» Do this
Copy the records that follow exactly as written, but not their pictures.

(Extracts from a graphics dataset)
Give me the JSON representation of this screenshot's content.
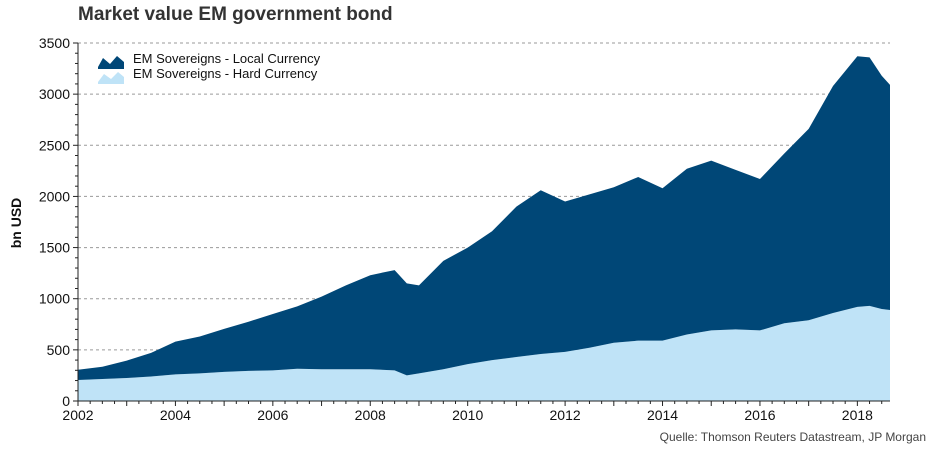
{
  "title": "Market value EM government bond",
  "source": "Quelle: Thomson Reuters Datastream, JP Morgan",
  "chart_data": {
    "type": "area",
    "stacked": true,
    "title": "Market value EM government bond",
    "ylabel": "bn USD",
    "xlabel": "",
    "xlim": [
      2002,
      2018.67
    ],
    "ylim": [
      0,
      3500
    ],
    "xticks": [
      "2002",
      "2004",
      "2006",
      "2008",
      "2010",
      "2012",
      "2014",
      "2016",
      "2018"
    ],
    "yticks": [
      "0",
      "500",
      "1000",
      "1500",
      "2000",
      "2500",
      "3000",
      "3500"
    ],
    "grid": true,
    "legend_position": "top-left",
    "x": [
      2002.0,
      2002.5,
      2003.0,
      2003.5,
      2004.0,
      2004.5,
      2005.0,
      2005.5,
      2006.0,
      2006.5,
      2007.0,
      2007.5,
      2008.0,
      2008.5,
      2008.75,
      2009.0,
      2009.5,
      2010.0,
      2010.5,
      2011.0,
      2011.5,
      2012.0,
      2012.5,
      2013.0,
      2013.5,
      2014.0,
      2014.5,
      2015.0,
      2015.5,
      2016.0,
      2016.5,
      2017.0,
      2017.5,
      2018.0,
      2018.25,
      2018.5,
      2018.67
    ],
    "series": [
      {
        "name": "EM Sovereigns - Hard Currency",
        "color": "#bfe3f7",
        "values": [
          205,
          215,
          225,
          240,
          260,
          270,
          285,
          295,
          300,
          315,
          310,
          310,
          310,
          300,
          250,
          270,
          310,
          360,
          400,
          430,
          460,
          480,
          520,
          570,
          590,
          590,
          650,
          690,
          700,
          690,
          760,
          790,
          860,
          920,
          930,
          900,
          890
        ]
      },
      {
        "name": "EM Sovereigns - Local Currency",
        "color": "#004777",
        "values": [
          100,
          120,
          170,
          230,
          320,
          360,
          420,
          480,
          550,
          610,
          710,
          820,
          920,
          980,
          900,
          860,
          1060,
          1140,
          1260,
          1470,
          1600,
          1470,
          1500,
          1520,
          1600,
          1490,
          1620,
          1660,
          1560,
          1480,
          1660,
          1870,
          2220,
          2450,
          2430,
          2280,
          2200
        ]
      }
    ]
  },
  "legend": [
    {
      "label": "EM Sovereigns - Local Currency",
      "icon": "area-swatch-dark"
    },
    {
      "label": "EM Sovereigns - Hard Currency",
      "icon": "area-swatch-light"
    }
  ]
}
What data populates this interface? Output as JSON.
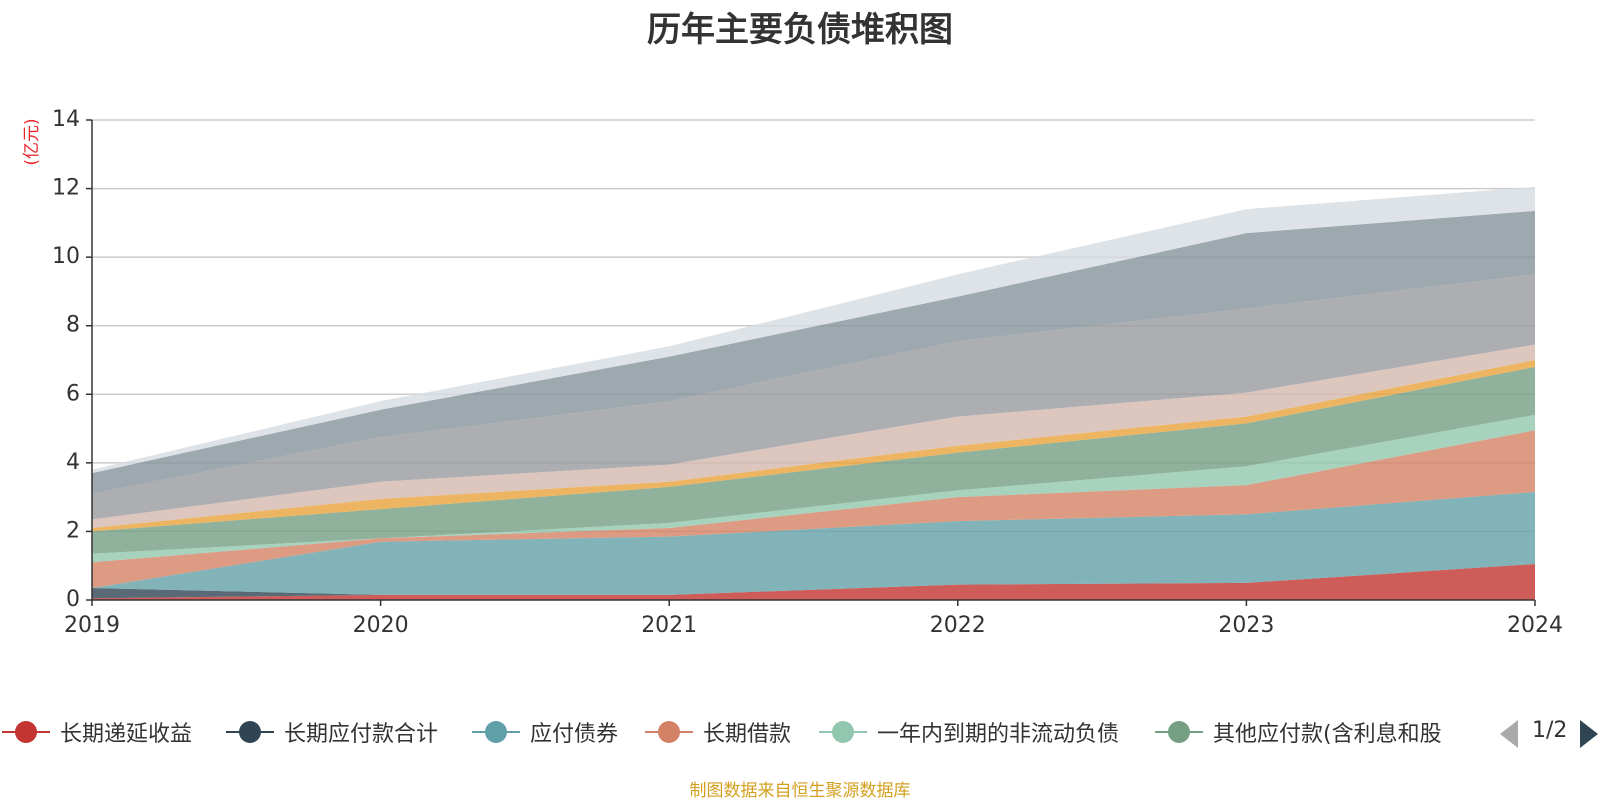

» Task answer
Give me the JSON representation of this screenshot's content.
{
  "title": "Market value EM government bond",
  "source": "Quelle: Thomson Reuters Datastream, JP Morgan",
  "chart_data": {
    "type": "area",
    "stacked": true,
    "title": "Market value EM government bond",
    "ylabel": "bn USD",
    "xlabel": "",
    "xlim": [
      2002,
      2018.67
    ],
    "ylim": [
      0,
      3500
    ],
    "xticks": [
      "2002",
      "2004",
      "2006",
      "2008",
      "2010",
      "2012",
      "2014",
      "2016",
      "2018"
    ],
    "yticks": [
      "0",
      "500",
      "1000",
      "1500",
      "2000",
      "2500",
      "3000",
      "3500"
    ],
    "grid": true,
    "legend_position": "top-left",
    "x": [
      2002.0,
      2002.5,
      2003.0,
      2003.5,
      2004.0,
      2004.5,
      2005.0,
      2005.5,
      2006.0,
      2006.5,
      2007.0,
      2007.5,
      2008.0,
      2008.5,
      2008.75,
      2009.0,
      2009.5,
      2010.0,
      2010.5,
      2011.0,
      2011.5,
      2012.0,
      2012.5,
      2013.0,
      2013.5,
      2014.0,
      2014.5,
      2015.0,
      2015.5,
      2016.0,
      2016.5,
      2017.0,
      2017.5,
      2018.0,
      2018.25,
      2018.5,
      2018.67
    ],
    "series": [
      {
        "name": "EM Sovereigns - Hard Currency",
        "color": "#bfe3f7",
        "values": [
          205,
          215,
          225,
          240,
          260,
          270,
          285,
          295,
          300,
          315,
          310,
          310,
          310,
          300,
          250,
          270,
          310,
          360,
          400,
          430,
          460,
          480,
          520,
          570,
          590,
          590,
          650,
          690,
          700,
          690,
          760,
          790,
          860,
          920,
          930,
          900,
          890
        ]
      },
      {
        "name": "EM Sovereigns - Local Currency",
        "color": "#004777",
        "values": [
          100,
          120,
          170,
          230,
          320,
          360,
          420,
          480,
          550,
          610,
          710,
          820,
          920,
          980,
          900,
          860,
          1060,
          1140,
          1260,
          1470,
          1600,
          1470,
          1500,
          1520,
          1600,
          1490,
          1620,
          1660,
          1560,
          1480,
          1660,
          1870,
          2220,
          2450,
          2430,
          2280,
          2200
        ]
      }
    ]
  },
  "legend": [
    {
      "label": "EM Sovereigns - Local Currency",
      "icon": "area-swatch-dark"
    },
    {
      "label": "EM Sovereigns - Hard Currency",
      "icon": "area-swatch-light"
    }
  ]
}
What data populates this interface? Output as JSON.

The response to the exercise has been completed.